**WHAT IS BEING ASKED**. Write out the whole listing again, exactly as given.

**MATERIALS PROVIDED**.
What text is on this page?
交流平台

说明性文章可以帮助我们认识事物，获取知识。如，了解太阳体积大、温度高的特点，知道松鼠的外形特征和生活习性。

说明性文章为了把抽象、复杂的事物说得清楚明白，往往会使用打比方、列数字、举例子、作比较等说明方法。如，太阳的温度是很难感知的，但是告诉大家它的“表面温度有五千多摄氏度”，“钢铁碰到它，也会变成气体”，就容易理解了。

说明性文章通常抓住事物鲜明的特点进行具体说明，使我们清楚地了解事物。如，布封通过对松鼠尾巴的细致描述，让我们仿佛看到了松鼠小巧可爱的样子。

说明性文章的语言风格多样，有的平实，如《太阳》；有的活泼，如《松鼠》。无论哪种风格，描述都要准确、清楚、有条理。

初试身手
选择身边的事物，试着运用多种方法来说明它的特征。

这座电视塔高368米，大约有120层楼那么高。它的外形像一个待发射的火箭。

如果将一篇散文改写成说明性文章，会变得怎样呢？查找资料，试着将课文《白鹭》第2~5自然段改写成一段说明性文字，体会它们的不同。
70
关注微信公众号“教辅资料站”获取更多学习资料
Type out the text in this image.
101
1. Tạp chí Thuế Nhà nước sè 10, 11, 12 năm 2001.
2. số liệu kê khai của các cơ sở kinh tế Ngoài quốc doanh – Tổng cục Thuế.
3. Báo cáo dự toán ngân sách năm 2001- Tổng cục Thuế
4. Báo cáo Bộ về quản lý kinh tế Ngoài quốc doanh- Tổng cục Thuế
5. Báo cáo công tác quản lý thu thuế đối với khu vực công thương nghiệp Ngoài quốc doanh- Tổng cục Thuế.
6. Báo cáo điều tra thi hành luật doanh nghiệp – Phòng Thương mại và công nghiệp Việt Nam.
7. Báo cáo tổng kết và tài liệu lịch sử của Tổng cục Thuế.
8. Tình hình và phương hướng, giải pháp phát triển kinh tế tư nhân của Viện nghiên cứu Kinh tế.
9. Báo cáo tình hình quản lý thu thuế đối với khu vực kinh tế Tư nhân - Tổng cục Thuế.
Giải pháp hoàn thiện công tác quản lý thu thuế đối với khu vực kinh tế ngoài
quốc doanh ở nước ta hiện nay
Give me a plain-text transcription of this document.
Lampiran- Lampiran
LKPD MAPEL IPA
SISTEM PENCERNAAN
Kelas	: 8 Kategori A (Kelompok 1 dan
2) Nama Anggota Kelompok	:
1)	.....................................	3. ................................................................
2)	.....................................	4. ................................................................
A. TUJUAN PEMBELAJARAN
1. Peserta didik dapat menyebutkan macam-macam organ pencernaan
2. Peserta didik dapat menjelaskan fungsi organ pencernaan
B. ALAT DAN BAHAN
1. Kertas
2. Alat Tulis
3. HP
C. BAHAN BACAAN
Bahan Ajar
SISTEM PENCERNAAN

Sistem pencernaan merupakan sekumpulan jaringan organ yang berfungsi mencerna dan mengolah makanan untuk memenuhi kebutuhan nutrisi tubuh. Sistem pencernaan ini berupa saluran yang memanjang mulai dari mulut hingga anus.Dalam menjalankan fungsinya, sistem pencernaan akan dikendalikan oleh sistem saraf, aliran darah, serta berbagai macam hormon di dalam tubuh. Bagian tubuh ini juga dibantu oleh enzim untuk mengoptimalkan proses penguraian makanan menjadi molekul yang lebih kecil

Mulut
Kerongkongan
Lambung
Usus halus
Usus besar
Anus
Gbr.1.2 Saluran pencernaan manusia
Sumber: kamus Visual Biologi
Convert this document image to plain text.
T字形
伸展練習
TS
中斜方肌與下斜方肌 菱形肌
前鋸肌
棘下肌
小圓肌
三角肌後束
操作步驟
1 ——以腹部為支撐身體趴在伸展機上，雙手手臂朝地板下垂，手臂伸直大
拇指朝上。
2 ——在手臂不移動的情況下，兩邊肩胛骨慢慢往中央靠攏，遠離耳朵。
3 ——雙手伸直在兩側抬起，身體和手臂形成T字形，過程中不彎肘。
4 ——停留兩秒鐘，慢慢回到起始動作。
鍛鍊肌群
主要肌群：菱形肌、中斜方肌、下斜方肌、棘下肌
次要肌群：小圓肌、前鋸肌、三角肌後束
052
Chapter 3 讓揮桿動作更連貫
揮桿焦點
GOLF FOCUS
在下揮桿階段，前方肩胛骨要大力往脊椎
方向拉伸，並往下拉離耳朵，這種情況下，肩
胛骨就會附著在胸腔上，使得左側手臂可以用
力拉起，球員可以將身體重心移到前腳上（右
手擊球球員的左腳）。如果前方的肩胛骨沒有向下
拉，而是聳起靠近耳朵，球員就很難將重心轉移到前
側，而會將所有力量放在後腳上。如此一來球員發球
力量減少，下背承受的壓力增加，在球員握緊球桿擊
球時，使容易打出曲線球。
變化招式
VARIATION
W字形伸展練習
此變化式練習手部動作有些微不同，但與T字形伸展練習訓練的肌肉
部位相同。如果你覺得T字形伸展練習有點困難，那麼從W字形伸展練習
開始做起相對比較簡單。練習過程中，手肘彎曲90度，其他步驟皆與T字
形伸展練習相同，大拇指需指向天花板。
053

**CORRECT ANSWER**.
What text is on this page?
交流平台

说明性文章可以帮助我们认识事物，获取知识。如，了解太阳体积大、温度高的特点，知道松鼠的外形特征和生活习性。

说明性文章为了把抽象、复杂的事物说得清楚明白，往往会使用打比方、列数字、举例子、作比较等说明方法。如，太阳的温度是很难感知的，但是告诉大家它的“表面温度有五千多摄氏度”，“钢铁碰到它，也会变成气体”，就容易理解了。

说明性文章通常抓住事物鲜明的特点进行具体说明，使我们清楚地了解事物。如，布封通过对松鼠尾巴的细致描述，让我们仿佛看到了松鼠小巧可爱的样子。

说明性文章的语言风格多样，有的平实，如《太阳》；有的活泼，如《松鼠》。无论哪种风格，描述都要准确、清楚、有条理。

初试身手
选择身边的事物，试着运用多种方法来说明它的特征。

这座电视塔高368米，大约有120层楼那么高。它的外形像一个待发射的火箭。

如果将一篇散文改写成说明性文章，会变得怎样呢？查找资料，试着将课文《白鹭》第2~5自然段改写成一段说明性文字，体会它们的不同。
70
关注微信公众号“教辅资料站”获取更多学习资料
Type out the text in this image.
101
1. Tạp chí Thuế Nhà nước sè 10, 11, 12 năm 2001.
2. số liệu kê khai của các cơ sở kinh tế Ngoài quốc doanh – Tổng cục Thuế.
3. Báo cáo dự toán ngân sách năm 2001- Tổng cục Thuế
4. Báo cáo Bộ về quản lý kinh tế Ngoài quốc doanh- Tổng cục Thuế
5. Báo cáo công tác quản lý thu thuế đối với khu vực công thương nghiệp Ngoài quốc doanh- Tổng cục Thuế.
6. Báo cáo điều tra thi hành luật doanh nghiệp – Phòng Thương mại và công nghiệp Việt Nam.
7. Báo cáo tổng kết và tài liệu lịch sử của Tổng cục Thuế.
8. Tình hình và phương hướng, giải pháp phát triển kinh tế tư nhân của Viện nghiên cứu Kinh tế.
9. Báo cáo tình hình quản lý thu thuế đối với khu vực kinh tế Tư nhân - Tổng cục Thuế.
Giải pháp hoàn thiện công tác quản lý thu thuế đối với khu vực kinh tế ngoài
quốc doanh ở nước ta hiện nay
Give me a plain-text transcription of this document.
Lampiran- Lampiran
LKPD MAPEL IPA
SISTEM PENCERNAAN
Kelas	: 8 Kategori A (Kelompok 1 dan
2) Nama Anggota Kelompok	:
1)	.....................................	3. ................................................................
2)	.....................................	4. ................................................................
A. TUJUAN PEMBELAJARAN
1. Peserta didik dapat menyebutkan macam-macam organ pencernaan
2. Peserta didik dapat menjelaskan fungsi organ pencernaan
B. ALAT DAN BAHAN
1. Kertas
2. Alat Tulis
3. HP
C. BAHAN BACAAN
Bahan Ajar
SISTEM PENCERNAAN

Sistem pencernaan merupakan sekumpulan jaringan organ yang berfungsi mencerna dan mengolah makanan untuk memenuhi kebutuhan nutrisi tubuh. Sistem pencernaan ini berupa saluran yang memanjang mulai dari mulut hingga anus.Dalam menjalankan fungsinya, sistem pencernaan akan dikendalikan oleh sistem saraf, aliran darah, serta berbagai macam hormon di dalam tubuh. Bagian tubuh ini juga dibantu oleh enzim untuk mengoptimalkan proses penguraian makanan menjadi molekul yang lebih kecil

Mulut
Kerongkongan
Lambung
Usus halus
Usus besar
Anus
Gbr.1.2 Saluran pencernaan manusia
Sumber: kamus Visual Biologi
Convert this document image to plain text.
T字形
伸展練習
TS
中斜方肌與下斜方肌 菱形肌
前鋸肌
棘下肌
小圓肌
三角肌後束
操作步驟
1 ——以腹部為支撐身體趴在伸展機上，雙手手臂朝地板下垂，手臂伸直大
拇指朝上。
2 ——在手臂不移動的情況下，兩邊肩胛骨慢慢往中央靠攏，遠離耳朵。
3 ——雙手伸直在兩側抬起，身體和手臂形成T字形，過程中不彎肘。
4 ——停留兩秒鐘，慢慢回到起始動作。
鍛鍊肌群
主要肌群：菱形肌、中斜方肌、下斜方肌、棘下肌
次要肌群：小圓肌、前鋸肌、三角肌後束
052
Chapter 3 讓揮桿動作更連貫
揮桿焦點
GOLF FOCUS
在下揮桿階段，前方肩胛骨要大力往脊椎
方向拉伸，並往下拉離耳朵，這種情況下，肩
胛骨就會附著在胸腔上，使得左側手臂可以用
力拉起，球員可以將身體重心移到前腳上（右
手擊球球員的左腳）。如果前方的肩胛骨沒有向下
拉，而是聳起靠近耳朵，球員就很難將重心轉移到前
側，而會將所有力量放在後腳上。如此一來球員發球
力量減少，下背承受的壓力增加，在球員握緊球桿擊
球時，使容易打出曲線球。
變化招式
VARIATION
W字形伸展練習
此變化式練習手部動作有些微不同，但與T字形伸展練習訓練的肌肉
部位相同。如果你覺得T字形伸展練習有點困難，那麼從W字形伸展練習
開始做起相對比較簡單。練習過程中，手肘彎曲90度，其他步驟皆與T字
形伸展練習相同，大拇指需指向天花板。
053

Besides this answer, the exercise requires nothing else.